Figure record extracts
----------

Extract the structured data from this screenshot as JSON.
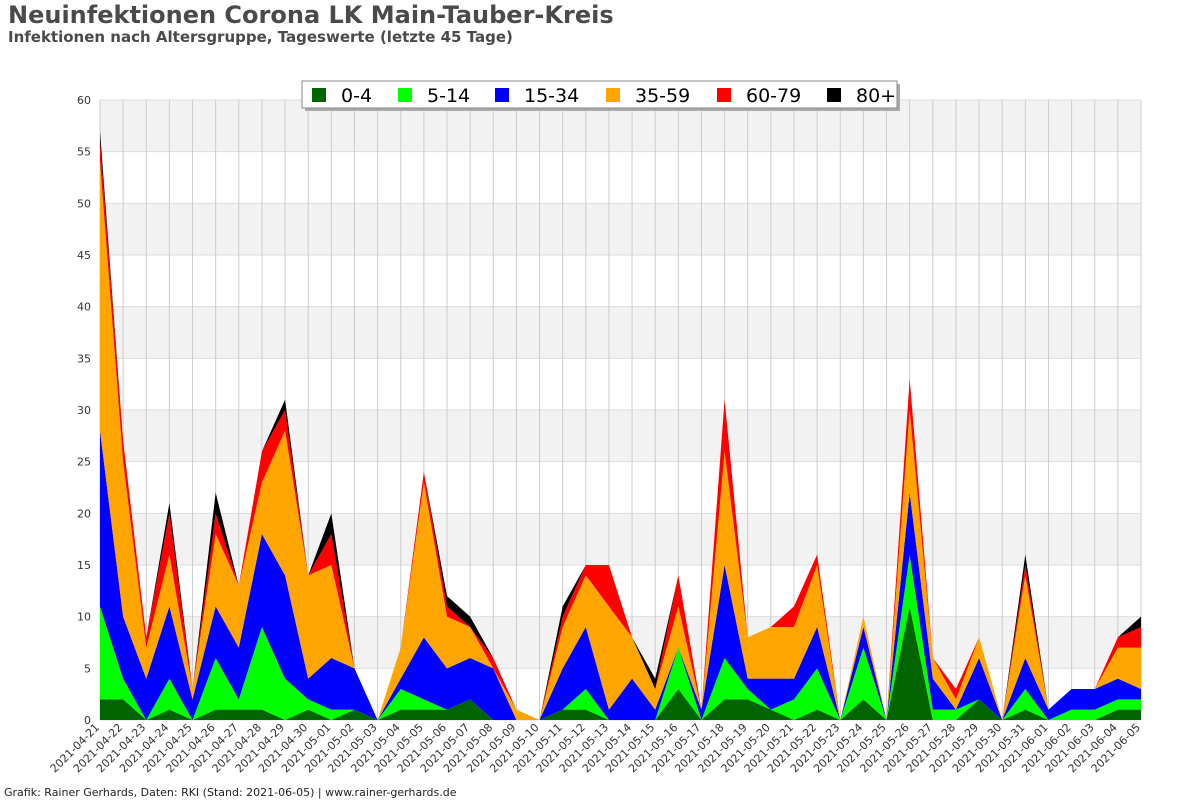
{
  "title": "Neuinfektionen Corona LK Main-Tauber-Kreis",
  "subtitle": "Infektionen nach Altersgruppe, Tageswerte (letzte 45 Tage)",
  "footer": "Grafik: Rainer Gerhards, Daten: RKI (Stand: 2021-06-05) | www.rainer-gerhards.de",
  "chart_data": {
    "type": "area",
    "stacked": true,
    "ylim": [
      0,
      60
    ],
    "yticks": [
      0,
      5,
      10,
      15,
      20,
      25,
      30,
      35,
      40,
      45,
      50,
      55,
      60
    ],
    "grid": true,
    "legend_position": "top-center",
    "x": [
      "2021-04-21",
      "2021-04-22",
      "2021-04-23",
      "2021-04-24",
      "2021-04-25",
      "2021-04-26",
      "2021-04-27",
      "2021-04-28",
      "2021-04-29",
      "2021-04-30",
      "2021-05-01",
      "2021-05-02",
      "2021-05-03",
      "2021-05-04",
      "2021-05-05",
      "2021-05-06",
      "2021-05-07",
      "2021-05-08",
      "2021-05-09",
      "2021-05-10",
      "2021-05-11",
      "2021-05-12",
      "2021-05-13",
      "2021-05-14",
      "2021-05-15",
      "2021-05-16",
      "2021-05-17",
      "2021-05-18",
      "2021-05-19",
      "2021-05-20",
      "2021-05-21",
      "2021-05-22",
      "2021-05-23",
      "2021-05-24",
      "2021-05-25",
      "2021-05-26",
      "2021-05-27",
      "2021-05-28",
      "2021-05-29",
      "2021-05-30",
      "2021-05-31",
      "2021-06-01",
      "2021-06-02",
      "2021-06-03",
      "2021-06-04",
      "2021-06-05"
    ],
    "series": [
      {
        "name": "0-4",
        "color": "#006400",
        "values": [
          2,
          2,
          0,
          1,
          0,
          1,
          1,
          1,
          0,
          1,
          0,
          1,
          0,
          1,
          1,
          1,
          2,
          0,
          0,
          0,
          1,
          1,
          0,
          0,
          0,
          3,
          0,
          2,
          2,
          1,
          0,
          1,
          0,
          2,
          0,
          11,
          0,
          0,
          2,
          0,
          1,
          0,
          0,
          0,
          1,
          1
        ]
      },
      {
        "name": "5-14",
        "color": "#00ff00",
        "values": [
          9,
          2,
          0,
          3,
          0,
          5,
          1,
          8,
          4,
          1,
          1,
          0,
          0,
          2,
          1,
          0,
          0,
          0,
          0,
          0,
          0,
          2,
          0,
          0,
          0,
          4,
          0,
          4,
          1,
          0,
          2,
          4,
          0,
          5,
          0,
          5,
          1,
          1,
          0,
          0,
          2,
          0,
          1,
          1,
          1,
          1
        ]
      },
      {
        "name": "15-34",
        "color": "#0000ff",
        "values": [
          17,
          6,
          4,
          7,
          2,
          5,
          5,
          9,
          10,
          2,
          5,
          4,
          0,
          1,
          6,
          4,
          4,
          5,
          0,
          0,
          4,
          6,
          1,
          4,
          1,
          0,
          1,
          9,
          1,
          3,
          2,
          4,
          0,
          2,
          0,
          6,
          3,
          0,
          4,
          0,
          3,
          1,
          2,
          2,
          2,
          1
        ]
      },
      {
        "name": "35-59",
        "color": "#ffa500",
        "values": [
          26,
          15,
          3,
          5,
          1,
          7,
          6,
          5,
          14,
          10,
          9,
          0,
          0,
          3,
          15,
          5,
          3,
          0,
          1,
          0,
          4,
          5,
          10,
          4,
          2,
          4,
          0,
          11,
          4,
          5,
          5,
          6,
          0,
          1,
          0,
          8,
          2,
          1,
          2,
          0,
          8,
          0,
          0,
          0,
          3,
          4
        ]
      },
      {
        "name": "60-79",
        "color": "#ff0000",
        "values": [
          2,
          2,
          1,
          4,
          0,
          2,
          0,
          3,
          2,
          0,
          3,
          0,
          0,
          0,
          1,
          1,
          0,
          1,
          0,
          0,
          1,
          1,
          4,
          0,
          0,
          3,
          0,
          5,
          0,
          0,
          2,
          1,
          0,
          0,
          0,
          3,
          0,
          1,
          0,
          0,
          1,
          0,
          0,
          0,
          1,
          2
        ]
      },
      {
        "name": "80+",
        "color": "#000000",
        "values": [
          1,
          0,
          0,
          1,
          0,
          2,
          0,
          0,
          1,
          0,
          2,
          0,
          0,
          0,
          0,
          1,
          1,
          0,
          0,
          0,
          1,
          0,
          0,
          0,
          1,
          0,
          0,
          0,
          0,
          0,
          0,
          0,
          0,
          0,
          0,
          0,
          0,
          0,
          0,
          0,
          1,
          0,
          0,
          0,
          0,
          1
        ]
      }
    ]
  }
}
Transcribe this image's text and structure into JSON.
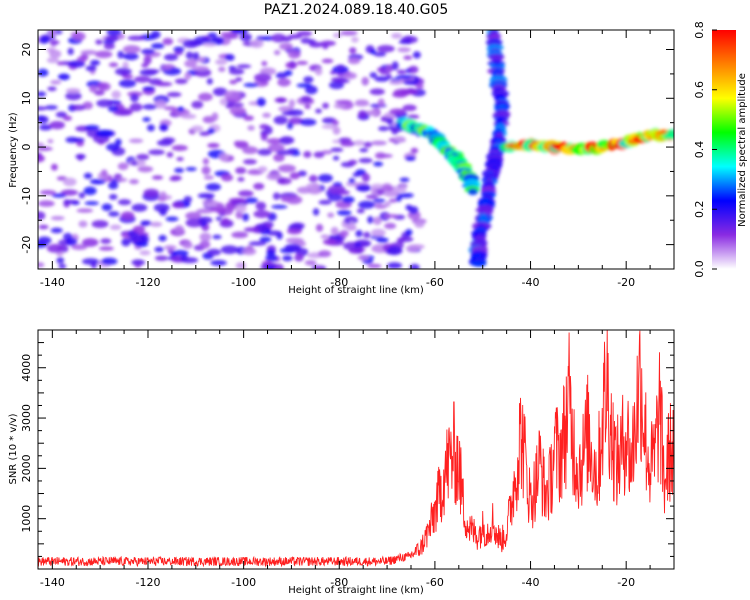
{
  "figure_title": "PAZ1.2024.089.18.40.G05",
  "chart_data": [
    {
      "type": "heatmap",
      "title": "PAZ1.2024.089.18.40.G05",
      "xlabel": "Height of straight line (km)",
      "ylabel": "Frequency (Hz)",
      "xlim": [
        -143,
        -10
      ],
      "ylim": [
        -25,
        24
      ],
      "x_ticks": [
        -140,
        -120,
        -100,
        -80,
        -60,
        -40,
        -20
      ],
      "y_ticks": [
        -20,
        -10,
        0,
        10,
        20
      ],
      "colorbar": {
        "label": "Normalized spectral amplitude",
        "range": [
          0,
          0.8
        ],
        "ticks": [
          0.0,
          0.2,
          0.4,
          0.6,
          0.8
        ],
        "tick_labels": [
          "0.0",
          "0.2",
          "0.4",
          "0.6",
          "0.8"
        ],
        "colors": [
          "#ffffff",
          "#8a2be2",
          "#0000ff",
          "#00ffff",
          "#00ff00",
          "#ffff00",
          "#ff8000",
          "#ff0000"
        ]
      },
      "features": [
        {
          "name": "noise",
          "x_range": [
            -143,
            -63
          ],
          "y_range": [
            -25,
            24
          ],
          "amplitude": 0.1
        },
        {
          "name": "descending trace",
          "points": [
            [
              -67,
              5
            ],
            [
              -64,
              4
            ],
            [
              -61,
              3
            ],
            [
              -59,
              1
            ],
            [
              -57,
              -1
            ],
            [
              -55,
              -3
            ],
            [
              -53,
              -6
            ],
            [
              -52,
              -9
            ]
          ],
          "amplitude": 0.35
        },
        {
          "name": "steep trace",
          "points": [
            [
              -48,
              24
            ],
            [
              -47,
              16
            ],
            [
              -46,
              9
            ],
            [
              -46,
              6
            ],
            [
              -47,
              0
            ],
            [
              -48,
              -5
            ],
            [
              -49,
              -10
            ],
            [
              -50,
              -15
            ],
            [
              -51,
              -20
            ],
            [
              -51,
              -24
            ]
          ],
          "amplitude": 0.2
        },
        {
          "name": "flat trace",
          "points": [
            [
              -45,
              0
            ],
            [
              -40,
              0.5
            ],
            [
              -35,
              0
            ],
            [
              -30,
              -0.5
            ],
            [
              -25,
              0
            ],
            [
              -20,
              1
            ],
            [
              -15,
              2.5
            ],
            [
              -10,
              2.5
            ]
          ],
          "amplitude": 0.6
        }
      ]
    },
    {
      "type": "line",
      "xlabel": "Height of straight line (km)",
      "ylabel": "SNR (10 * v/v)",
      "xlim": [
        -143,
        -10
      ],
      "ylim": [
        0,
        4750
      ],
      "x_ticks": [
        -140,
        -120,
        -100,
        -80,
        -60,
        -40,
        -20
      ],
      "y_ticks": [
        1000,
        2000,
        3000,
        4000
      ],
      "series": [
        {
          "color": "#ff2020",
          "x": [
            -143,
            -130,
            -110,
            -90,
            -70,
            -66,
            -63,
            -61,
            -59,
            -58,
            -57,
            -56,
            -55,
            -54,
            -53,
            -52,
            -51,
            -50,
            -49,
            -48,
            -47,
            -46,
            -45,
            -44,
            -43,
            -42,
            -41,
            -40,
            -39,
            -38,
            -37,
            -36,
            -35,
            -34,
            -33,
            -32,
            -31,
            -30,
            -29,
            -28,
            -27,
            -26,
            -25,
            -24,
            -23,
            -22,
            -21,
            -20,
            -19,
            -18,
            -17,
            -16,
            -15,
            -14,
            -13,
            -12,
            -11,
            -10
          ],
          "y": [
            150,
            150,
            150,
            150,
            150,
            250,
            500,
            1000,
            1800,
            2300,
            2600,
            2800,
            2500,
            1500,
            1000,
            900,
            800,
            1000,
            900,
            1200,
            800,
            700,
            900,
            1600,
            2400,
            3300,
            2500,
            1600,
            2000,
            2600,
            1800,
            2000,
            2900,
            2700,
            3200,
            4000,
            3000,
            2400,
            2700,
            3300,
            2700,
            2200,
            3600,
            4500,
            3200,
            2500,
            2800,
            3400,
            2500,
            3600,
            4700,
            3200,
            2400,
            2700,
            3900,
            2000,
            2800,
            2900
          ]
        }
      ]
    }
  ]
}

----------

## OBJECTIVE
Select every line of the records holding the string "ylabel".

## WRITTEN ANSWER
      "ylabel": "Frequency (Hz)",
      "ylabel": "SNR (10 * v/v)",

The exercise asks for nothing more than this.